_What the exercise asks:_ Pull out every line below that contains the word "Visina".

_Material shown:_
+++++
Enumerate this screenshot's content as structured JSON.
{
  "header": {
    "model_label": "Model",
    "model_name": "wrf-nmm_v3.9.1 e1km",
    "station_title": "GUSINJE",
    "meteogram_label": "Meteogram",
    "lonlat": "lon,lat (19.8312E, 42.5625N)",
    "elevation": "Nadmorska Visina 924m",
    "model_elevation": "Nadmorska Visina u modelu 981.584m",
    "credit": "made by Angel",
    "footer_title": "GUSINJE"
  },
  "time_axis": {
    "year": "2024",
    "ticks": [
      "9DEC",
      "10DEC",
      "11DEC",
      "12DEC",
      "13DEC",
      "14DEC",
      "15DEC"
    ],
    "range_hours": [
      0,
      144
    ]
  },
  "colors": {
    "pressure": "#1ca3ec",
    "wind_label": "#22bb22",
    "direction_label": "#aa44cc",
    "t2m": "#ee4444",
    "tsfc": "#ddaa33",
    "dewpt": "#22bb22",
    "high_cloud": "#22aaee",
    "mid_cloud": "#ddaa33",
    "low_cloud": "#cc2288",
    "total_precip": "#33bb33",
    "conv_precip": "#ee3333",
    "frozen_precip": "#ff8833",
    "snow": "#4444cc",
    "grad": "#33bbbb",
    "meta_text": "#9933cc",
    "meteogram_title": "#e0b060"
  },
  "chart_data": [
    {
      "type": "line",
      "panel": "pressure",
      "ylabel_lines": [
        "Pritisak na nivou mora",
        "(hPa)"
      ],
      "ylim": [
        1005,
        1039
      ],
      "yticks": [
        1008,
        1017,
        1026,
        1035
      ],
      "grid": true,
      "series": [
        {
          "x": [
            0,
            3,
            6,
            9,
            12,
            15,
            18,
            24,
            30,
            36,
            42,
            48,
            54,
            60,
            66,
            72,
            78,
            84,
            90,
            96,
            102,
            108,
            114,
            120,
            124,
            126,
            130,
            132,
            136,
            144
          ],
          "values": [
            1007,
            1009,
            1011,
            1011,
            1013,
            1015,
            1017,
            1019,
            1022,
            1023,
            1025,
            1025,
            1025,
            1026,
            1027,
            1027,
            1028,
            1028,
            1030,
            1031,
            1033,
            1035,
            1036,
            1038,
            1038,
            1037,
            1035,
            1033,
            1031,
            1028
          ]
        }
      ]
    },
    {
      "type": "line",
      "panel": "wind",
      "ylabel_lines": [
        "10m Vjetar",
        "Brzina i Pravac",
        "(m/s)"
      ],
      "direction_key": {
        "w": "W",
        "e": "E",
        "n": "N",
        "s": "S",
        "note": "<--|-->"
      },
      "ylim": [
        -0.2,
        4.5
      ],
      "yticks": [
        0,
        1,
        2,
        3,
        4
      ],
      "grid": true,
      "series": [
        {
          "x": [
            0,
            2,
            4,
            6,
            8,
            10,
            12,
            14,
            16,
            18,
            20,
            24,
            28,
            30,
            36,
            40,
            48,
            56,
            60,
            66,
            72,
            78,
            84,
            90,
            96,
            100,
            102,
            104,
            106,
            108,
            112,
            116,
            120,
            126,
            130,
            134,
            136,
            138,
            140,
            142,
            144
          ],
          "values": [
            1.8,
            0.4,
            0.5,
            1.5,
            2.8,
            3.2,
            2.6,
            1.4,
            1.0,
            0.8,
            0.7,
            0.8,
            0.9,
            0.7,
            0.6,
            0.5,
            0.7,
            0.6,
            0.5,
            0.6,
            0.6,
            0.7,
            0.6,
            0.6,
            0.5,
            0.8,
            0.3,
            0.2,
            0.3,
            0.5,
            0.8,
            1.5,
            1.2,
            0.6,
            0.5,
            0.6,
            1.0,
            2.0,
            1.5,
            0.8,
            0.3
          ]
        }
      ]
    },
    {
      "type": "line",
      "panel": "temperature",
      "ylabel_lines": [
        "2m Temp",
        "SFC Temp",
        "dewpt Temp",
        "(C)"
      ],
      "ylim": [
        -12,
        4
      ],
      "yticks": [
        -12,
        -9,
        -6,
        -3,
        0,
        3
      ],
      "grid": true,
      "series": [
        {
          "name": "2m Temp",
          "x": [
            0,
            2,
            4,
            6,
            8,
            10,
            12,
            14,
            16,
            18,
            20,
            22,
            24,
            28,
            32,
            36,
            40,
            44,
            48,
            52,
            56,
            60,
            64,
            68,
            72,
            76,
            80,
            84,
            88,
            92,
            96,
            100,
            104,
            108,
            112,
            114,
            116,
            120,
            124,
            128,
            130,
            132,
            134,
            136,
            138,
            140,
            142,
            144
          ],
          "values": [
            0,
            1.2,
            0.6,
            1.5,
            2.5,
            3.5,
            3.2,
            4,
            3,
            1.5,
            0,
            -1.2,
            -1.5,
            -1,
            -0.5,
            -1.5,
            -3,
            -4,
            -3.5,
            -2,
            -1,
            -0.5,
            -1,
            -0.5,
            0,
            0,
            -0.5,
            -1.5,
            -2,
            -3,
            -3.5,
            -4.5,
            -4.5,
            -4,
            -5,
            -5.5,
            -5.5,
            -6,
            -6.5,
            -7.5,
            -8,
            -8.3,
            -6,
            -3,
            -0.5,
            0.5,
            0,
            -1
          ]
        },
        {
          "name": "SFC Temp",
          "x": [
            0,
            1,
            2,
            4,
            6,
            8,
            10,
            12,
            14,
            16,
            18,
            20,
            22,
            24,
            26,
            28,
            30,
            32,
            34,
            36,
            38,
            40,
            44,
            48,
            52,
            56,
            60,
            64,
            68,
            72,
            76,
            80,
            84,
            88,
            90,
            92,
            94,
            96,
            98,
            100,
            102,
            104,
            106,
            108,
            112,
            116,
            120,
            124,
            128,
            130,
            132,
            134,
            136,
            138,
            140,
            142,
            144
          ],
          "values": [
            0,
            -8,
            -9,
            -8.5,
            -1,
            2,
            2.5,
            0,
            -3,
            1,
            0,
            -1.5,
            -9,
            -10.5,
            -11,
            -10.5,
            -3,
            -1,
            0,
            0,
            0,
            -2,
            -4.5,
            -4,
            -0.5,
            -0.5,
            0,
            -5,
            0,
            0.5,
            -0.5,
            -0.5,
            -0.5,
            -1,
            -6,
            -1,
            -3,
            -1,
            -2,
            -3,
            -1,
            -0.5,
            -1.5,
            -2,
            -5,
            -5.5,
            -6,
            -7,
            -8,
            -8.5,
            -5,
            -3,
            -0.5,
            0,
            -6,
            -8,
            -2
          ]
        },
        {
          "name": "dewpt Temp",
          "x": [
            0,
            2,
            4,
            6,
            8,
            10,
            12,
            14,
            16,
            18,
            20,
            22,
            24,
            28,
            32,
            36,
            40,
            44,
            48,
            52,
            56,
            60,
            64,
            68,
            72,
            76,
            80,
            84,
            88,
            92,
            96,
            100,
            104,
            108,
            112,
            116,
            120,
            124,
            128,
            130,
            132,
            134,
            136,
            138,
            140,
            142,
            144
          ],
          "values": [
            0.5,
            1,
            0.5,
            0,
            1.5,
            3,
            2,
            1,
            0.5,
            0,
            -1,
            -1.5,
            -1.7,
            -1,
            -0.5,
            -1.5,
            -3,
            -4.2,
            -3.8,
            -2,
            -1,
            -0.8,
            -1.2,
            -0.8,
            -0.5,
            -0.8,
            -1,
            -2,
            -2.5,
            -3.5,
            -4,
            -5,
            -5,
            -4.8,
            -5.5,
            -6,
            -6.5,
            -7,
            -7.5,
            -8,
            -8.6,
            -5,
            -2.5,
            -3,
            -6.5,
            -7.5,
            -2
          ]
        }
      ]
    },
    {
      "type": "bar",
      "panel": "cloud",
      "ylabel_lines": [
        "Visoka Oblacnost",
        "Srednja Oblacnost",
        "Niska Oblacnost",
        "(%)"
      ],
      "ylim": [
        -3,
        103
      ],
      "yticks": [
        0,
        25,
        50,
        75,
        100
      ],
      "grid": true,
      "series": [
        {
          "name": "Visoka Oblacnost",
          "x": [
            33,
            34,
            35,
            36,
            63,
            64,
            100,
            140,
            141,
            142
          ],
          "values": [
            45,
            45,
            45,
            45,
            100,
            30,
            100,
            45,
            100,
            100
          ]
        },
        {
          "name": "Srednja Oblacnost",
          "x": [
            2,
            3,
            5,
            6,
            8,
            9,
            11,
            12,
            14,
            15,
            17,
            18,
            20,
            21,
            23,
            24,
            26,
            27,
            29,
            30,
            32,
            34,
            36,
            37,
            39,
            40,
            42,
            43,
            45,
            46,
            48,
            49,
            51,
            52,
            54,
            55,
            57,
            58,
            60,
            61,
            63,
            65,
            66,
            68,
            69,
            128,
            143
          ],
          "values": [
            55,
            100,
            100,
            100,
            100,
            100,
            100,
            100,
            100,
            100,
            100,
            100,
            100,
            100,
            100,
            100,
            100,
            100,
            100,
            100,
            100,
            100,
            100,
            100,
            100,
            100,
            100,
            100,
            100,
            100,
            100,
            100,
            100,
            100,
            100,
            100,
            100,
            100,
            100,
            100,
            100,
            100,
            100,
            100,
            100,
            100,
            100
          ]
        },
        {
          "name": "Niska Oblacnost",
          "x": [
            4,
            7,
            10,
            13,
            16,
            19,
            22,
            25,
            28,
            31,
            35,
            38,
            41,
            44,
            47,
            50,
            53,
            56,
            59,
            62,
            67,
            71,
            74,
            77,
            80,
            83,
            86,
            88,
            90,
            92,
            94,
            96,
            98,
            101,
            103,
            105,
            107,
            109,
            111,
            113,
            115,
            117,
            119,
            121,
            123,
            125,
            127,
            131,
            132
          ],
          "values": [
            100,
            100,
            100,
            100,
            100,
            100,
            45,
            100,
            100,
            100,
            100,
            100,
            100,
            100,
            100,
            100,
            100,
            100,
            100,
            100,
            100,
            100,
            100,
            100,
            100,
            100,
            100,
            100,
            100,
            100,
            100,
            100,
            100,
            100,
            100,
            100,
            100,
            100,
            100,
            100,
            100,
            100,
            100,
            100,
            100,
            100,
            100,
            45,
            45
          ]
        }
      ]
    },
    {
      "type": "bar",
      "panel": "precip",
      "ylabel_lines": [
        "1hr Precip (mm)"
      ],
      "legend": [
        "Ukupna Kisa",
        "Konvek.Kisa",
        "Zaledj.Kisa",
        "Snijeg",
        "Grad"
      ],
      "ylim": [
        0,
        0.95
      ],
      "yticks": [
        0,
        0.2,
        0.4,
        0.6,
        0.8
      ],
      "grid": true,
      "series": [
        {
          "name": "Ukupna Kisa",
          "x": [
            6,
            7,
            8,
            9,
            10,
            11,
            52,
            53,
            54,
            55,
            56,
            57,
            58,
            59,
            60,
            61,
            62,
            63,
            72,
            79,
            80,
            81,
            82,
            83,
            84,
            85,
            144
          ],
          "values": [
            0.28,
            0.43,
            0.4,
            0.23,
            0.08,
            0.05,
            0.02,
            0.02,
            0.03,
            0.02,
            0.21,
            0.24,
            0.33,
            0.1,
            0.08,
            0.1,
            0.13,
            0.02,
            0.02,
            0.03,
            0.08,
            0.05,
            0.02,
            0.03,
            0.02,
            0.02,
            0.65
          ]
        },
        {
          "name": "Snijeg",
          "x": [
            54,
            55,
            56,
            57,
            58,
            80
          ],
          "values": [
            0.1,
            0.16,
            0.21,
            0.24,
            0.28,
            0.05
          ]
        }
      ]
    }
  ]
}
+++++
_Finished task:_
    "elevation": "Nadmorska Visina 924m",
    "model_elevation": "Nadmorska Visina u modelu 981.584m",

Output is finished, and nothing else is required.